**What is expected**
Pull every line containing "příjem" from the entries.
— START OF Working data —
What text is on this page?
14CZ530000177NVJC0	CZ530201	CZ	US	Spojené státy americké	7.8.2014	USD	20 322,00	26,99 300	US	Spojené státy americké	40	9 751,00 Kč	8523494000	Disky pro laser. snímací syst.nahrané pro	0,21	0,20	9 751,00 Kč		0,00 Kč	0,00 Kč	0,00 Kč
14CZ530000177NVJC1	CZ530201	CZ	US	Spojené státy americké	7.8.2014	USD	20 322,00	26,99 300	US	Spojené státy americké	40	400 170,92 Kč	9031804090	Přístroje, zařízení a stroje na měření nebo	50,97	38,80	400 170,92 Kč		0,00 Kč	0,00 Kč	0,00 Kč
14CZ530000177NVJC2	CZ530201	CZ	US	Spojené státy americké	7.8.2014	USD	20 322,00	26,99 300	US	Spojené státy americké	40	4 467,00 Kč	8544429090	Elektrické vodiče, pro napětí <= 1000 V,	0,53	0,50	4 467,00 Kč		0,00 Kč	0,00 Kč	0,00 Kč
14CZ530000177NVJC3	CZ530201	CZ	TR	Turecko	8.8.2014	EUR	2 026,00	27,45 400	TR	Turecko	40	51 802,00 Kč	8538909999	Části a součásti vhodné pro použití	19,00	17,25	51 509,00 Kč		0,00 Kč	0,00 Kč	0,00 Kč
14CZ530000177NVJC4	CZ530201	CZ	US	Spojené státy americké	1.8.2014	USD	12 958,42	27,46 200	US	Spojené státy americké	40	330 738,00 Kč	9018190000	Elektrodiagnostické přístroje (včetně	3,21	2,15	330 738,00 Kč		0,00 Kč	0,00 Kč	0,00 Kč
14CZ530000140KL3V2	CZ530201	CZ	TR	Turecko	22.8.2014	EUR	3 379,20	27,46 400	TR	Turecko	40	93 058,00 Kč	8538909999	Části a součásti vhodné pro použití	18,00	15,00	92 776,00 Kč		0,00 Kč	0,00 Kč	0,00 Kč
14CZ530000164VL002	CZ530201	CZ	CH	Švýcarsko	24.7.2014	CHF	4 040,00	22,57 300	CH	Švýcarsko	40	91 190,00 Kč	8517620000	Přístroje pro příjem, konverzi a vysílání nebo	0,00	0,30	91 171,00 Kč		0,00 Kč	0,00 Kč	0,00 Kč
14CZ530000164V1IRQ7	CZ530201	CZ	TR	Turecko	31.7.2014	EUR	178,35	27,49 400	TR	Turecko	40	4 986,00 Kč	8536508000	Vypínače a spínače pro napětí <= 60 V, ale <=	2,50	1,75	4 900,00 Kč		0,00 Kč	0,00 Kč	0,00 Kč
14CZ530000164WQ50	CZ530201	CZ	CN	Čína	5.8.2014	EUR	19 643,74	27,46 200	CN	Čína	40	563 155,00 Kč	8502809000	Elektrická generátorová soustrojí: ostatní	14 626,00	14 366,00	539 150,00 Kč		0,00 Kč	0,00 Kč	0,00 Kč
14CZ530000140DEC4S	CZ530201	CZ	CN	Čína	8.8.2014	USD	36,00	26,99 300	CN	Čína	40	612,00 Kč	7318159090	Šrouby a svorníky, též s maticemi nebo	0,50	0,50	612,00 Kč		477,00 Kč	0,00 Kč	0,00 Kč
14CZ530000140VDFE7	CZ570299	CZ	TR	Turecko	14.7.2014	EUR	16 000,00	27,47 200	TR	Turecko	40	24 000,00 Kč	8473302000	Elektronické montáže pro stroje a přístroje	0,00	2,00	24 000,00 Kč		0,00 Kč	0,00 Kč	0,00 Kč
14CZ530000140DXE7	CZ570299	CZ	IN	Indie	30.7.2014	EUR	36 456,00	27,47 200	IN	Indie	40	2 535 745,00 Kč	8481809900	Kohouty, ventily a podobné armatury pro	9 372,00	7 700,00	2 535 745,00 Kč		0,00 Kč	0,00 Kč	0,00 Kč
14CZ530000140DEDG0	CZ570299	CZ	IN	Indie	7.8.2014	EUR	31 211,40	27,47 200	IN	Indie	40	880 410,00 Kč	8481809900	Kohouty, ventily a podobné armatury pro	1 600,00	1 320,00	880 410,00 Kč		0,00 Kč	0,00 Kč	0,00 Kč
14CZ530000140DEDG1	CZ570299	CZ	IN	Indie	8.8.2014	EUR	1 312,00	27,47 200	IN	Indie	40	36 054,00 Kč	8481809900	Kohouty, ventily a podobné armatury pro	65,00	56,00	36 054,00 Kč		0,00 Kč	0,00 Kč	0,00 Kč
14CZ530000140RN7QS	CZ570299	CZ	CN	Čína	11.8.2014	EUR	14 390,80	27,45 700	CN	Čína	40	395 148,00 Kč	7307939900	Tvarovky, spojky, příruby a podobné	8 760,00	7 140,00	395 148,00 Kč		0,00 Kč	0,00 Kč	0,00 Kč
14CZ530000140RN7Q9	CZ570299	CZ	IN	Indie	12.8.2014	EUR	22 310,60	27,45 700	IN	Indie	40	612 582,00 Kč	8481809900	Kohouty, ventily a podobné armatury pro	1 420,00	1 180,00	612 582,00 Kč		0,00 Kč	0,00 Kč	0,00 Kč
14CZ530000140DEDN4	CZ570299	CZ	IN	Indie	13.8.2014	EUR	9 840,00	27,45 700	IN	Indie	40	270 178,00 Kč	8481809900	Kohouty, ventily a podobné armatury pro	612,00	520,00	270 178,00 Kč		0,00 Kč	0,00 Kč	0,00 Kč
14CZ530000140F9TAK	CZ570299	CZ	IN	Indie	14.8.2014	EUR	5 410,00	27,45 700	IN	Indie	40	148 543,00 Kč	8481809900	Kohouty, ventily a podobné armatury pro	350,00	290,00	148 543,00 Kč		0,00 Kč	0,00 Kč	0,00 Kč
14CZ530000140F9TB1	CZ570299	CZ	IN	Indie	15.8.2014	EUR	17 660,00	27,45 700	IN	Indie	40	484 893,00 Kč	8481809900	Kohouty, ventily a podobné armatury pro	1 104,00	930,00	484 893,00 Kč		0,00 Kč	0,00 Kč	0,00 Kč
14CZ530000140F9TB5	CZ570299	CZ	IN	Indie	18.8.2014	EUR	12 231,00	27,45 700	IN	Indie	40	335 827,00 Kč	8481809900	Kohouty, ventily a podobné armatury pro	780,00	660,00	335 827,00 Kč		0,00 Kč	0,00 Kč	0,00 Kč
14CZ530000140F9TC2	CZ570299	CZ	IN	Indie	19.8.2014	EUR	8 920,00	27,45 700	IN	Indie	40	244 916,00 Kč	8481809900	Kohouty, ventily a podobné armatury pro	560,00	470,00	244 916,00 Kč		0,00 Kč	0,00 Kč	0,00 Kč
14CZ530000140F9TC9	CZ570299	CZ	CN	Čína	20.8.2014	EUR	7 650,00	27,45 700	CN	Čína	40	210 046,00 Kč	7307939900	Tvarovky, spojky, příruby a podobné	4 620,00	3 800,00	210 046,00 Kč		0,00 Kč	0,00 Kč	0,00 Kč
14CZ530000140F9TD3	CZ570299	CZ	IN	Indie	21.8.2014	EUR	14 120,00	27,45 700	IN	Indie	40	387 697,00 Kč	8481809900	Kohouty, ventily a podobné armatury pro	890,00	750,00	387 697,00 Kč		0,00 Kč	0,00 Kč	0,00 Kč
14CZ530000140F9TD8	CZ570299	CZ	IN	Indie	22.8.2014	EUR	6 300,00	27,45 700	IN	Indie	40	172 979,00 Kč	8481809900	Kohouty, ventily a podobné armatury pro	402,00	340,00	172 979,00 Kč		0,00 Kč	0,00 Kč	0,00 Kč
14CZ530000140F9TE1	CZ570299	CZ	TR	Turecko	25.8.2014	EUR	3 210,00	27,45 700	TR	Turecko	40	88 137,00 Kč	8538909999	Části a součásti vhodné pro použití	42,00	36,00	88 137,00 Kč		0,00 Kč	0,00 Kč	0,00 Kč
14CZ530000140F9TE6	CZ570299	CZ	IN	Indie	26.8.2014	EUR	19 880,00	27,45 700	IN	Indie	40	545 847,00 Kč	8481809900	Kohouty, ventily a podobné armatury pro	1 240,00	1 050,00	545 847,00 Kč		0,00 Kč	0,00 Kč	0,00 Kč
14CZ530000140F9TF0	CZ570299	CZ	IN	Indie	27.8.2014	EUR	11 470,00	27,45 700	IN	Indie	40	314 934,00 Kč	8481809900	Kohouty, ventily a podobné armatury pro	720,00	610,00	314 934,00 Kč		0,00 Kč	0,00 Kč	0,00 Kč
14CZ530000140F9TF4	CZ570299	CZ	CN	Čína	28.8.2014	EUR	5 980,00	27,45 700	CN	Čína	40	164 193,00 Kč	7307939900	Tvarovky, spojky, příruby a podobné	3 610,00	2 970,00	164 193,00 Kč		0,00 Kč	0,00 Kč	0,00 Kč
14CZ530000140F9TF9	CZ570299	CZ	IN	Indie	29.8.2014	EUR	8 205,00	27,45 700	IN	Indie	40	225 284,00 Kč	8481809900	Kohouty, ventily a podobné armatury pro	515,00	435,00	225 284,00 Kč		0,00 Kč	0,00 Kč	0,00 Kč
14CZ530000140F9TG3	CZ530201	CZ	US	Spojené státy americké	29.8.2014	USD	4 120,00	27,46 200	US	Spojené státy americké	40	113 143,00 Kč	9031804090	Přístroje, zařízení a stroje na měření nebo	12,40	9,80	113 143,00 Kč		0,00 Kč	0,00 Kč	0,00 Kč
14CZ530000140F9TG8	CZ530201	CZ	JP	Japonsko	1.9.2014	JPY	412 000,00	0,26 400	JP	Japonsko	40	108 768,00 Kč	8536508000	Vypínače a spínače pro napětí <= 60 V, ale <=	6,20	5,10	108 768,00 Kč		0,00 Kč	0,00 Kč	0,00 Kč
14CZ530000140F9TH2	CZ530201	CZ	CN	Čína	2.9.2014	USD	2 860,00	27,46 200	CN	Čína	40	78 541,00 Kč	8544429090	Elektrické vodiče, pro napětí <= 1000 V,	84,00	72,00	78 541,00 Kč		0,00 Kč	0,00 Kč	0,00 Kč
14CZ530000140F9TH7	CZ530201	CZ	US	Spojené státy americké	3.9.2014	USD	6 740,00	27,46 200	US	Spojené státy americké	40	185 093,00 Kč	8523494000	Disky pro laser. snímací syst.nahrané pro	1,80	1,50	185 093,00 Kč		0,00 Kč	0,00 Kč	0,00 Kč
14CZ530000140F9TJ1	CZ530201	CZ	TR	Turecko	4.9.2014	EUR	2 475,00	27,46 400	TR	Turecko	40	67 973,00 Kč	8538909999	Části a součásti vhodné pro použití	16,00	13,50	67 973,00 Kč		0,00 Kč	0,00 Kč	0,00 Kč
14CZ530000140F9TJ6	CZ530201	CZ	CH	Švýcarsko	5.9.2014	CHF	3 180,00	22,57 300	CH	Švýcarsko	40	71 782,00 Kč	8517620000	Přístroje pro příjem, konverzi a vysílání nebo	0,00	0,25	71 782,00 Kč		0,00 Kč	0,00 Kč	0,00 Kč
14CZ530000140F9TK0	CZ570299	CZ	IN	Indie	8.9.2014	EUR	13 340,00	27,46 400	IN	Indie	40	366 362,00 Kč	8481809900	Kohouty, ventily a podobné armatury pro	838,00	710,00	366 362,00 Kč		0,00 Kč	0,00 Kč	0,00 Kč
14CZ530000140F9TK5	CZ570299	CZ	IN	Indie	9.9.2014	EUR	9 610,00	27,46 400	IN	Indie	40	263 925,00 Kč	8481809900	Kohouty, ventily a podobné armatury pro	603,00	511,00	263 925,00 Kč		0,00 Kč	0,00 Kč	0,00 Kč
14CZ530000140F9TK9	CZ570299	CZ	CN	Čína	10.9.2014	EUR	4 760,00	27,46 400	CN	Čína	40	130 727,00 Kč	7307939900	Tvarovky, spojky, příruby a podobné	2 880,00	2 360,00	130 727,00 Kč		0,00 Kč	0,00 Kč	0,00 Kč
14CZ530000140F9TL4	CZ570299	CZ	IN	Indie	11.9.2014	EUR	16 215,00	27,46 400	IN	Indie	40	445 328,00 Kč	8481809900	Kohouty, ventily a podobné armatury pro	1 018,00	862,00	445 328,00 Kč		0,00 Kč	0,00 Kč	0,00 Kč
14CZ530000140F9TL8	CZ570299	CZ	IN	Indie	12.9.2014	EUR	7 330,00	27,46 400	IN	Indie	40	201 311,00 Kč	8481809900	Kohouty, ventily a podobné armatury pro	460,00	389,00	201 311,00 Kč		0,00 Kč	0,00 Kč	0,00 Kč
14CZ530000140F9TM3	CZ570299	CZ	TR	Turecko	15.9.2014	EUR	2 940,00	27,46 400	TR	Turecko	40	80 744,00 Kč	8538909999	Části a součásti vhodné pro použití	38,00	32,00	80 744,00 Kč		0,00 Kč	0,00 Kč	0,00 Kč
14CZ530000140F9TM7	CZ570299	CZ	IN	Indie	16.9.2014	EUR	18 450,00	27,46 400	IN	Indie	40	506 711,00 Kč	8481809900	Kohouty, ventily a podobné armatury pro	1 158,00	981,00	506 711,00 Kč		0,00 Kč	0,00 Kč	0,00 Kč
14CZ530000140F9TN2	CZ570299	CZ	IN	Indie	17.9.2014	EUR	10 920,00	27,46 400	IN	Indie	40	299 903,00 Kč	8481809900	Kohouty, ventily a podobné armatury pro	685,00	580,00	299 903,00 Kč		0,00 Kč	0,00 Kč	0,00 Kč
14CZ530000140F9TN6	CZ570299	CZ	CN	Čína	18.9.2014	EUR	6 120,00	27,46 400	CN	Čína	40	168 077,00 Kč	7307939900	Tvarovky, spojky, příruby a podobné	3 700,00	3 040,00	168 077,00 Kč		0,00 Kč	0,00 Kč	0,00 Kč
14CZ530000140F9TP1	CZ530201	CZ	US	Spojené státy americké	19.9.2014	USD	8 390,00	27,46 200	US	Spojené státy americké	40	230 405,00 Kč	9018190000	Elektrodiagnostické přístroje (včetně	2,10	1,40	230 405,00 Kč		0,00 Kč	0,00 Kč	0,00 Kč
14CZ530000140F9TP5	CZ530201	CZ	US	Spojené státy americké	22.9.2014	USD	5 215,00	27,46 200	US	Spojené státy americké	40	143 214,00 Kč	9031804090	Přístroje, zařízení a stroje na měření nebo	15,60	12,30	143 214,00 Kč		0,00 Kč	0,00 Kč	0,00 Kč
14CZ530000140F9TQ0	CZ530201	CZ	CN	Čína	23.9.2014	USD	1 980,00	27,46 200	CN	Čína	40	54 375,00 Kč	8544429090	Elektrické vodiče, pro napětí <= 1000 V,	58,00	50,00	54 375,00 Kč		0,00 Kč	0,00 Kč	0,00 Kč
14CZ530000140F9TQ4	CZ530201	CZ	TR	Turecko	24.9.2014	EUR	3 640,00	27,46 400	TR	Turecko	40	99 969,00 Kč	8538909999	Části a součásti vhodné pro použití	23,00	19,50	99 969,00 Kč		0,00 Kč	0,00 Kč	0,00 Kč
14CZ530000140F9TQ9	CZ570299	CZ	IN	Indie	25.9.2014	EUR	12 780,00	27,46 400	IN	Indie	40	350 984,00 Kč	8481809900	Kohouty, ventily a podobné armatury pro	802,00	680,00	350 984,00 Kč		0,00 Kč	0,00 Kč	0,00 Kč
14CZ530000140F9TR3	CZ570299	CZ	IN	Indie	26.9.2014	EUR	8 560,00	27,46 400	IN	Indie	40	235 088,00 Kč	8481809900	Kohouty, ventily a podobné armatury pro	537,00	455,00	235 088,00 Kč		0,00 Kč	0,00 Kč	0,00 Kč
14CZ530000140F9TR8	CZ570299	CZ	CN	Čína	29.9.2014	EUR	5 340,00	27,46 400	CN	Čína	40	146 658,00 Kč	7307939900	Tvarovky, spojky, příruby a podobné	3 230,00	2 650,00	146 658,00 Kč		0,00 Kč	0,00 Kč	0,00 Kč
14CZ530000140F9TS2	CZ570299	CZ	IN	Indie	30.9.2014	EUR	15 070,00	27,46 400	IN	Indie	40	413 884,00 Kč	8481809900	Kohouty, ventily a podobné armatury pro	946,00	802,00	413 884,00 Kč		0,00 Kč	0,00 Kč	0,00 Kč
— END OF Working data —
**Correct answer**
14CZ530000164VL002	CZ530201	CZ	CH	Švýcarsko	24.7.2014	CHF	4 040,00	22,57 300	CH	Švýcarsko	40	91 190,00 Kč	8517620000	Přístroje pro příjem, konverzi a vysílání nebo	0,00	0,30	91 171,00 Kč		0,00 Kč	0,00 Kč	0,00 Kč
14CZ530000140F9TJ6	CZ530201	CZ	CH	Švýcarsko	5.9.2014	CHF	3 180,00	22,57 300	CH	Švýcarsko	40	71 782,00 Kč	8517620000	Přístroje pro příjem, konverzi a vysílání nebo	0,00	0,25	71 782,00 Kč		0,00 Kč	0,00 Kč	0,00 Kč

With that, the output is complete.